— START OF Records shown —
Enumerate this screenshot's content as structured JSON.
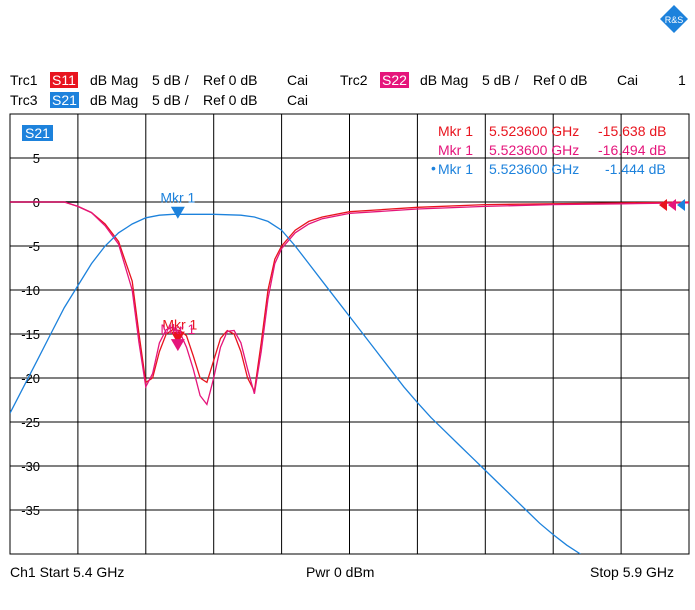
{
  "brand": {
    "logo_text": "R&S"
  },
  "header": {
    "row1": [
      {
        "trace": "Trc1",
        "param": "S11",
        "color": "#e8141e",
        "format": "dB Mag",
        "scale": "5 dB /",
        "ref": "Ref 0 dB",
        "cal": "Cai"
      },
      {
        "trace": "Trc2",
        "param": "S22",
        "color": "#e5157b",
        "format": "dB Mag",
        "scale": "5 dB /",
        "ref": "Ref 0 dB",
        "cal": "Cai",
        "channel": "1"
      }
    ],
    "row2": [
      {
        "trace": "Trc3",
        "param": "S21",
        "color": "#1d82dc",
        "format": "dB Mag",
        "scale": "5 dB /",
        "ref": "Ref 0 dB",
        "cal": "Cai"
      }
    ]
  },
  "diagram": {
    "active_trace_label": "S21"
  },
  "markers": [
    {
      "name": "Mkr 1",
      "freq": "5.523600 GHz",
      "value": "-15.638 dB",
      "color": "#e8141e",
      "active": false
    },
    {
      "name": "Mkr 1",
      "freq": "5.523600 GHz",
      "value": "-16.494 dB",
      "color": "#e5157b",
      "active": false
    },
    {
      "name": "Mkr 1",
      "freq": "5.523600 GHz",
      "value": "-1.444 dB",
      "color": "#1d82dc",
      "active": true
    }
  ],
  "footer": {
    "start": "Ch1  Start  5.4 GHz",
    "power": "Pwr  0 dBm",
    "stop": "Stop  5.9 GHz"
  },
  "chart_data": {
    "type": "line",
    "xlim": [
      5.4,
      5.9
    ],
    "x_unit": "GHz",
    "ylim": [
      -40,
      10
    ],
    "y_unit": "dB",
    "y_ticks": [
      5,
      0,
      -5,
      -10,
      -15,
      -20,
      -25,
      -30,
      -35
    ],
    "grid": true,
    "series": [
      {
        "name": "S11",
        "color": "#e8141e",
        "x": [
          5.4,
          5.42,
          5.44,
          5.45,
          5.46,
          5.47,
          5.48,
          5.49,
          5.495,
          5.5,
          5.505,
          5.51,
          5.515,
          5.52,
          5.525,
          5.53,
          5.535,
          5.54,
          5.545,
          5.55,
          5.555,
          5.56,
          5.565,
          5.57,
          5.575,
          5.58,
          5.585,
          5.59,
          5.595,
          5.6,
          5.61,
          5.62,
          5.63,
          5.65,
          5.7,
          5.75,
          5.8,
          5.85,
          5.9
        ],
        "y": [
          0,
          0,
          0,
          -0.5,
          -1.2,
          -2.5,
          -4.5,
          -9,
          -15,
          -20.5,
          -20,
          -17,
          -15,
          -14.5,
          -14.6,
          -15.2,
          -17.5,
          -20,
          -20.5,
          -18,
          -15.5,
          -14.6,
          -15,
          -17,
          -20,
          -21.5,
          -16,
          -10,
          -6.5,
          -5,
          -3.2,
          -2.2,
          -1.7,
          -1.1,
          -0.6,
          -0.3,
          -0.2,
          -0.1,
          0
        ]
      },
      {
        "name": "S22",
        "color": "#e5157b",
        "x": [
          5.4,
          5.42,
          5.44,
          5.45,
          5.46,
          5.47,
          5.48,
          5.49,
          5.495,
          5.5,
          5.505,
          5.51,
          5.515,
          5.52,
          5.525,
          5.53,
          5.535,
          5.54,
          5.545,
          5.55,
          5.555,
          5.56,
          5.565,
          5.57,
          5.575,
          5.58,
          5.585,
          5.59,
          5.595,
          5.6,
          5.61,
          5.62,
          5.63,
          5.65,
          5.7,
          5.75,
          5.8,
          5.85,
          5.9
        ],
        "y": [
          0,
          0,
          0,
          -0.5,
          -1.2,
          -2.7,
          -4.8,
          -10,
          -16,
          -21,
          -19.5,
          -16,
          -14.5,
          -14.2,
          -14.8,
          -16.5,
          -19,
          -22,
          -23,
          -20,
          -16.5,
          -14.7,
          -14.6,
          -16,
          -19,
          -21.8,
          -17,
          -11,
          -7,
          -5.3,
          -3.5,
          -2.5,
          -1.9,
          -1.3,
          -0.8,
          -0.5,
          -0.3,
          -0.2,
          -0.1
        ]
      },
      {
        "name": "S21",
        "color": "#1d82dc",
        "x": [
          5.4,
          5.41,
          5.42,
          5.43,
          5.44,
          5.45,
          5.46,
          5.47,
          5.48,
          5.49,
          5.5,
          5.51,
          5.52,
          5.53,
          5.55,
          5.57,
          5.58,
          5.59,
          5.6,
          5.61,
          5.62,
          5.63,
          5.64,
          5.65,
          5.66,
          5.67,
          5.68,
          5.69,
          5.7,
          5.71,
          5.72,
          5.73,
          5.74,
          5.75,
          5.76,
          5.77,
          5.78,
          5.79,
          5.8,
          5.81,
          5.82
        ],
        "y": [
          -24,
          -21,
          -18,
          -15,
          -12,
          -9.5,
          -7,
          -5,
          -3.5,
          -2.5,
          -1.8,
          -1.5,
          -1.4,
          -1.4,
          -1.4,
          -1.5,
          -1.7,
          -2.2,
          -3.2,
          -5,
          -7,
          -9,
          -11,
          -13,
          -15,
          -17,
          -19,
          -21,
          -22.8,
          -24.5,
          -26,
          -27.5,
          -29,
          -30.5,
          -32,
          -33.5,
          -35,
          -36.5,
          -37.8,
          -39,
          -40
        ]
      }
    ],
    "markers": [
      {
        "trace": "S21",
        "label": "Mkr 1",
        "x": 5.5236,
        "y": -1.444,
        "color": "#1d82dc"
      },
      {
        "trace": "S11",
        "label": "Mkr 1",
        "x": 5.5236,
        "y": -15.638,
        "color": "#e8141e"
      },
      {
        "trace": "S22",
        "label": "Mkr 1",
        "x": 5.5236,
        "y": -16.494,
        "color": "#e5157b"
      }
    ]
  }
}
— END OF Records shown —
• **Written problem**:
Output the entries above exactly, without their pictures.

• **Reply to the task**:
Enumerate this screenshot's content as structured JSON.
{
  "brand": {
    "logo_text": "R&S"
  },
  "header": {
    "row1": [
      {
        "trace": "Trc1",
        "param": "S11",
        "color": "#e8141e",
        "format": "dB Mag",
        "scale": "5 dB /",
        "ref": "Ref 0 dB",
        "cal": "Cai"
      },
      {
        "trace": "Trc2",
        "param": "S22",
        "color": "#e5157b",
        "format": "dB Mag",
        "scale": "5 dB /",
        "ref": "Ref 0 dB",
        "cal": "Cai",
        "channel": "1"
      }
    ],
    "row2": [
      {
        "trace": "Trc3",
        "param": "S21",
        "color": "#1d82dc",
        "format": "dB Mag",
        "scale": "5 dB /",
        "ref": "Ref 0 dB",
        "cal": "Cai"
      }
    ]
  },
  "diagram": {
    "active_trace_label": "S21"
  },
  "markers": [
    {
      "name": "Mkr 1",
      "freq": "5.523600 GHz",
      "value": "-15.638 dB",
      "color": "#e8141e",
      "active": false
    },
    {
      "name": "Mkr 1",
      "freq": "5.523600 GHz",
      "value": "-16.494 dB",
      "color": "#e5157b",
      "active": false
    },
    {
      "name": "Mkr 1",
      "freq": "5.523600 GHz",
      "value": "-1.444 dB",
      "color": "#1d82dc",
      "active": true
    }
  ],
  "footer": {
    "start": "Ch1  Start  5.4 GHz",
    "power": "Pwr  0 dBm",
    "stop": "Stop  5.9 GHz"
  },
  "chart_data": {
    "type": "line",
    "xlim": [
      5.4,
      5.9
    ],
    "x_unit": "GHz",
    "ylim": [
      -40,
      10
    ],
    "y_unit": "dB",
    "y_ticks": [
      5,
      0,
      -5,
      -10,
      -15,
      -20,
      -25,
      -30,
      -35
    ],
    "grid": true,
    "series": [
      {
        "name": "S11",
        "color": "#e8141e",
        "x": [
          5.4,
          5.42,
          5.44,
          5.45,
          5.46,
          5.47,
          5.48,
          5.49,
          5.495,
          5.5,
          5.505,
          5.51,
          5.515,
          5.52,
          5.525,
          5.53,
          5.535,
          5.54,
          5.545,
          5.55,
          5.555,
          5.56,
          5.565,
          5.57,
          5.575,
          5.58,
          5.585,
          5.59,
          5.595,
          5.6,
          5.61,
          5.62,
          5.63,
          5.65,
          5.7,
          5.75,
          5.8,
          5.85,
          5.9
        ],
        "y": [
          0,
          0,
          0,
          -0.5,
          -1.2,
          -2.5,
          -4.5,
          -9,
          -15,
          -20.5,
          -20,
          -17,
          -15,
          -14.5,
          -14.6,
          -15.2,
          -17.5,
          -20,
          -20.5,
          -18,
          -15.5,
          -14.6,
          -15,
          -17,
          -20,
          -21.5,
          -16,
          -10,
          -6.5,
          -5,
          -3.2,
          -2.2,
          -1.7,
          -1.1,
          -0.6,
          -0.3,
          -0.2,
          -0.1,
          0
        ]
      },
      {
        "name": "S22",
        "color": "#e5157b",
        "x": [
          5.4,
          5.42,
          5.44,
          5.45,
          5.46,
          5.47,
          5.48,
          5.49,
          5.495,
          5.5,
          5.505,
          5.51,
          5.515,
          5.52,
          5.525,
          5.53,
          5.535,
          5.54,
          5.545,
          5.55,
          5.555,
          5.56,
          5.565,
          5.57,
          5.575,
          5.58,
          5.585,
          5.59,
          5.595,
          5.6,
          5.61,
          5.62,
          5.63,
          5.65,
          5.7,
          5.75,
          5.8,
          5.85,
          5.9
        ],
        "y": [
          0,
          0,
          0,
          -0.5,
          -1.2,
          -2.7,
          -4.8,
          -10,
          -16,
          -21,
          -19.5,
          -16,
          -14.5,
          -14.2,
          -14.8,
          -16.5,
          -19,
          -22,
          -23,
          -20,
          -16.5,
          -14.7,
          -14.6,
          -16,
          -19,
          -21.8,
          -17,
          -11,
          -7,
          -5.3,
          -3.5,
          -2.5,
          -1.9,
          -1.3,
          -0.8,
          -0.5,
          -0.3,
          -0.2,
          -0.1
        ]
      },
      {
        "name": "S21",
        "color": "#1d82dc",
        "x": [
          5.4,
          5.41,
          5.42,
          5.43,
          5.44,
          5.45,
          5.46,
          5.47,
          5.48,
          5.49,
          5.5,
          5.51,
          5.52,
          5.53,
          5.55,
          5.57,
          5.58,
          5.59,
          5.6,
          5.61,
          5.62,
          5.63,
          5.64,
          5.65,
          5.66,
          5.67,
          5.68,
          5.69,
          5.7,
          5.71,
          5.72,
          5.73,
          5.74,
          5.75,
          5.76,
          5.77,
          5.78,
          5.79,
          5.8,
          5.81,
          5.82
        ],
        "y": [
          -24,
          -21,
          -18,
          -15,
          -12,
          -9.5,
          -7,
          -5,
          -3.5,
          -2.5,
          -1.8,
          -1.5,
          -1.4,
          -1.4,
          -1.4,
          -1.5,
          -1.7,
          -2.2,
          -3.2,
          -5,
          -7,
          -9,
          -11,
          -13,
          -15,
          -17,
          -19,
          -21,
          -22.8,
          -24.5,
          -26,
          -27.5,
          -29,
          -30.5,
          -32,
          -33.5,
          -35,
          -36.5,
          -37.8,
          -39,
          -40
        ]
      }
    ],
    "markers": [
      {
        "trace": "S21",
        "label": "Mkr 1",
        "x": 5.5236,
        "y": -1.444,
        "color": "#1d82dc"
      },
      {
        "trace": "S11",
        "label": "Mkr 1",
        "x": 5.5236,
        "y": -15.638,
        "color": "#e8141e"
      },
      {
        "trace": "S22",
        "label": "Mkr 1",
        "x": 5.5236,
        "y": -16.494,
        "color": "#e5157b"
      }
    ]
  }
}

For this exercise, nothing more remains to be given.